:: Description of the task ::
Turn each line of the entries below into a Markdown table with two columns, Row and Line. Number the rows in order and skip any blank lines.

________________

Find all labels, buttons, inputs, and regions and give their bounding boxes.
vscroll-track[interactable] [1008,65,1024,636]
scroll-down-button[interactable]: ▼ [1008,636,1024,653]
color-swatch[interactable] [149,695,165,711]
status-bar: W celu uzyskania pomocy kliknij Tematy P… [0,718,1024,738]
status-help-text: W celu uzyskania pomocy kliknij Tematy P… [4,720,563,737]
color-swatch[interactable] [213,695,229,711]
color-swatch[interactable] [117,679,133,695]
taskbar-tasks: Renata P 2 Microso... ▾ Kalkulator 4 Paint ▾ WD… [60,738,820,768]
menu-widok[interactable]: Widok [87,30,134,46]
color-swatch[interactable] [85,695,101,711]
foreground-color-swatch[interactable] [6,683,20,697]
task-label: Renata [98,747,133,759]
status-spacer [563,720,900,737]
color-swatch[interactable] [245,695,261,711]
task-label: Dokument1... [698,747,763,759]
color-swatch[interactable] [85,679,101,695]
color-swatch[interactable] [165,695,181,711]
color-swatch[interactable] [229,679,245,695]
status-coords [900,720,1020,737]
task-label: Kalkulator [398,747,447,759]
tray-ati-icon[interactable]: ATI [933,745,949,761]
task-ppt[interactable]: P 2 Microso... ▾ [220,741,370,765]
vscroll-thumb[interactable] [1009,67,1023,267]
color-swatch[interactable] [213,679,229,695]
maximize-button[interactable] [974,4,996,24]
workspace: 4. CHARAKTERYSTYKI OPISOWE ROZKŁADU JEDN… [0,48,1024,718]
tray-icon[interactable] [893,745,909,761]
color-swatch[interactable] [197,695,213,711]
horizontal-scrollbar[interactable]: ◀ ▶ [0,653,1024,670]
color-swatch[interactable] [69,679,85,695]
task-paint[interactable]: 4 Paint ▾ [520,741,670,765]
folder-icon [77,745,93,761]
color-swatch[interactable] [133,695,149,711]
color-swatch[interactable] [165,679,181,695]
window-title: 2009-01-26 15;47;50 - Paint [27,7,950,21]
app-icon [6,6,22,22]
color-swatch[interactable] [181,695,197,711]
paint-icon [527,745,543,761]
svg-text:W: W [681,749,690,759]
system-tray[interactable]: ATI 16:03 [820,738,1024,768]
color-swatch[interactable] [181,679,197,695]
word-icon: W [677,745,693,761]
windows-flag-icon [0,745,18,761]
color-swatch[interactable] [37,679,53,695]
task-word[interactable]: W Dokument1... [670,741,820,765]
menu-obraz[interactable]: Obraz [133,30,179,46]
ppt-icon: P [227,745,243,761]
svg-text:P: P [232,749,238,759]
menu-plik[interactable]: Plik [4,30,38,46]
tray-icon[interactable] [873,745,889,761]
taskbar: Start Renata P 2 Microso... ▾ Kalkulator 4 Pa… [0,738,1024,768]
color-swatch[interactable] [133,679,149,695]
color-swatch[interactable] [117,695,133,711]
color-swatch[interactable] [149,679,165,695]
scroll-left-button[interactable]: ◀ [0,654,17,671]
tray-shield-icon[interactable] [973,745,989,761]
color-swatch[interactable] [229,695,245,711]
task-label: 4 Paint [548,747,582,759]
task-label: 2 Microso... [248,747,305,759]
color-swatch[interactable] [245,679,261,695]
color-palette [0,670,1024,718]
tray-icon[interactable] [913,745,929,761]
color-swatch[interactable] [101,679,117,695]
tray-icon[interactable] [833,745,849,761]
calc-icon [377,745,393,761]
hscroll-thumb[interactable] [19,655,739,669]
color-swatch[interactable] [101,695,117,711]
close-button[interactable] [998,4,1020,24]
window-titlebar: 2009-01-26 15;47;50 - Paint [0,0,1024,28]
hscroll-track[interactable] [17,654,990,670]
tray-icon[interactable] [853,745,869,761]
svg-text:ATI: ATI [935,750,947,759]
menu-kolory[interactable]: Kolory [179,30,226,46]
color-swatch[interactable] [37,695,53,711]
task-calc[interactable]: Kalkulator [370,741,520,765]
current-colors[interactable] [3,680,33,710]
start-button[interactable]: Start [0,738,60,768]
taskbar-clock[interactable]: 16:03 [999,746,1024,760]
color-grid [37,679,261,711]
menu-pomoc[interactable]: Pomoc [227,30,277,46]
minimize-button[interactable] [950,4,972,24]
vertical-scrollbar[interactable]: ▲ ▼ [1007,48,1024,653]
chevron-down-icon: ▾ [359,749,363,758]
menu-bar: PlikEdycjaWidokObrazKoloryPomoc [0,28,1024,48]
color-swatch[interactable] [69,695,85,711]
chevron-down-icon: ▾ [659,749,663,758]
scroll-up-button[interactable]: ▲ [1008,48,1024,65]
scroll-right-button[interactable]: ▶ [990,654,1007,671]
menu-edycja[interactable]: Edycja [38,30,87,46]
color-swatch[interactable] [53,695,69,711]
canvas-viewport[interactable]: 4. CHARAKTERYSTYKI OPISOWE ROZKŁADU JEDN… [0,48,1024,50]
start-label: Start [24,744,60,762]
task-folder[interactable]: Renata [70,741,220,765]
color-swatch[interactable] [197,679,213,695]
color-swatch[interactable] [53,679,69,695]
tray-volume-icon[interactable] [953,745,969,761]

________________

:: Response to the task ::
| Row | Line |
|---|---|
| 1 | Find all labels, buttons, inputs, and regions and give their bounding boxes. |
| 2 | vscroll-track[interactable] [1008,65,1024,636] |
| 3 | scroll-down-button[interactable]: ▼ [1008,636,1024,653] |
| 4 | color-swatch[interactable] [149,695,165,711] |
| 5 | status-bar: W celu uzyskania pomocy kliknij Tematy P… [0,718,1024,738] |
| 6 | status-help-text: W celu uzyskania pomocy kliknij Tematy P… [4,720,563,737] |
| 7 | color-swatch[interactable] [213,695,229,711] |
| 8 | color-swatch[interactable] [117,679,133,695] |
| 9 | taskbar-tasks: Renata P 2 Microso... ▾ Kalkulator 4 Paint ▾ WD… [60,738,820,768] |
| 10 | menu-widok[interactable]: Widok [87,30,134,46] |
| 11 | color-swatch[interactable] [85,695,101,711] |
| 12 | foreground-color-swatch[interactable] [6,683,20,697] |
| 13 | task-label: Renata [98,747,133,759] |
| 14 | status-spacer [563,720,900,737] |
| 15 | color-swatch[interactable] [245,695,261,711] |
| 16 | task-label: Dokument1... [698,747,763,759] |
| 17 | color-swatch[interactable] [85,679,101,695] |
| 18 | color-swatch[interactable] [165,695,181,711] |
| 19 | color-swatch[interactable] [229,679,245,695] |
| 20 | status-coords [900,720,1020,737] |
| 21 | task-label: Kalkulator [398,747,447,759] |
| 22 | tray-ati-icon[interactable]: ATI [933,745,949,761] |
| 23 | task-ppt[interactable]: P 2 Microso... ▾ [220,741,370,765] |
| 24 | vscroll-thumb[interactable] [1009,67,1023,267] |
| 25 | color-swatch[interactable] [213,679,229,695] |
| 26 | maximize-button[interactable] [974,4,996,24] |
| 27 | workspace: 4. CHARAKTERYSTYKI OPISOWE ROZKŁADU JEDN… [0,48,1024,718] |
| 28 | tray-icon[interactable] [893,745,909,761] |
| 29 | color-swatch[interactable] [197,695,213,711] |
| 30 | horizontal-scrollbar[interactable]: ◀ ▶ [0,653,1024,670] |
| 31 | color-swatch[interactable] [69,679,85,695] |
| 32 | task-paint[interactable]: 4 Paint ▾ [520,741,670,765] |
| 33 | folder-icon [77,745,93,761] |
| 34 | color-swatch[interactable] [133,695,149,711] |
| 35 | color-swatch[interactable] [165,679,181,695] |
| 36 | window-title: 2009-01-26 15;47;50 - Paint [27,7,950,21] |
| 37 | app-icon [6,6,22,22] |
| 38 | color-swatch[interactable] [181,695,197,711] |
| 39 | paint-icon [527,745,543,761] |
| 40 | svg-text:W: W [681,749,690,759] |
| 41 | system-tray[interactable]: ATI 16:03 [820,738,1024,768] |
| 42 | color-swatch[interactable] [181,679,197,695] |
| 43 | word-icon: W [677,745,693,761] |
| 44 | windows-flag-icon [0,745,18,761] |
| 45 | color-swatch[interactable] [37,679,53,695] |
| 46 | task-word[interactable]: W Dokument1... [670,741,820,765] |
| 47 | menu-obraz[interactable]: Obraz [133,30,179,46] |
| 48 | ppt-icon: P [227,745,243,761] |
| 49 | svg-text:P: P [232,749,238,759] |
| 50 | menu-plik[interactable]: Plik [4,30,38,46] |
| 51 | tray-icon[interactable] [873,745,889,761] |
| 52 | taskbar: Start Renata P 2 Microso... ▾ Kalkulator 4 Pa… [0,738,1024,768] |
| 53 | color-swatch[interactable] [133,679,149,695] |
| 54 | color-swatch[interactable] [117,695,133,711] |
| 55 | color-swatch[interactable] [149,679,165,695] |
| 56 | scroll-left-button[interactable]: ◀ [0,654,17,671] |
| 57 | tray-shield-icon[interactable] [973,745,989,761] |
| 58 | color-swatch[interactable] [229,695,245,711] |
| 59 | task-label: 4 Paint [548,747,582,759] |
| 60 | task-label: 2 Microso... [248,747,305,759] |
| 61 | color-swatch[interactable] [245,679,261,695] |
| 62 | color-palette [0,670,1024,718] |
| 63 | tray-icon[interactable] [913,745,929,761] |
| 64 | color-swatch[interactable] [101,679,117,695] |
| 65 | tray-icon[interactable] [833,745,849,761] |
| 66 | calc-icon [377,745,393,761] |
| 67 | hscroll-thumb[interactable] [19,655,739,669] |
| 68 | color-swatch[interactable] [101,695,117,711] |
| 69 | close-button[interactable] [998,4,1020,24] |
| 70 | window-titlebar: 2009-01-26 15;47;50 - Paint [0,0,1024,28] |
| 71 | hscroll-track[interactable] [17,654,990,670] |
| 72 | tray-icon[interactable] [853,745,869,761] |
| 73 | svg-text:ATI: ATI [935,750,947,759] |
| 74 | menu-kolory[interactable]: Kolory [179,30,226,46] |
| 75 | color-swatch[interactable] [37,695,53,711] |
| 76 | task-calc[interactable]: Kalkulator [370,741,520,765] |
| 77 | current-colors[interactable] [3,680,33,710] |
| 78 | start-button[interactable]: Start [0,738,60,768] |
| 79 | taskbar-clock[interactable]: 16:03 [999,746,1024,760] |
| 80 | color-grid [37,679,261,711] |
| 81 | menu-pomoc[interactable]: Pomoc [227,30,277,46] |
| 82 | minimize-button[interactable] [950,4,972,24] |
| 83 | vertical-scrollbar[interactable]: ▲ ▼ [1007,48,1024,653] |
| 84 | chevron-down-icon: ▾ [359,749,363,758] |
| 85 | menu-bar: PlikEdycjaWidokObrazKoloryPomoc [0,28,1024,48] |
| 86 | color-swatch[interactable] [69,695,85,711] |
| 87 | chevron-down-icon: ▾ [659,749,663,758] |
| 88 | scroll-up-button[interactable]: ▲ [1008,48,1024,65] |
| 89 | scroll-right-button[interactable]: ▶ [990,654,1007,671] |
| 90 | menu-edycja[interactable]: Edycja [38,30,87,46] |
| 91 | color-swatch[interactable] [53,695,69,711] |
| 92 | canvas-viewport[interactable]: 4. CHARAKTERYSTYKI OPISOWE ROZKŁADU JEDN… [0,48,1024,50] |
| 93 | start-label: Start [24,744,60,762] |
| 94 | task-folder[interactable]: Renata [70,741,220,765] |
| 95 | color-swatch[interactable] [197,679,213,695] |
| 96 | color-swatch[interactable] [53,679,69,695] |
| 97 | tray-volume-icon[interactable] [953,745,969,761] |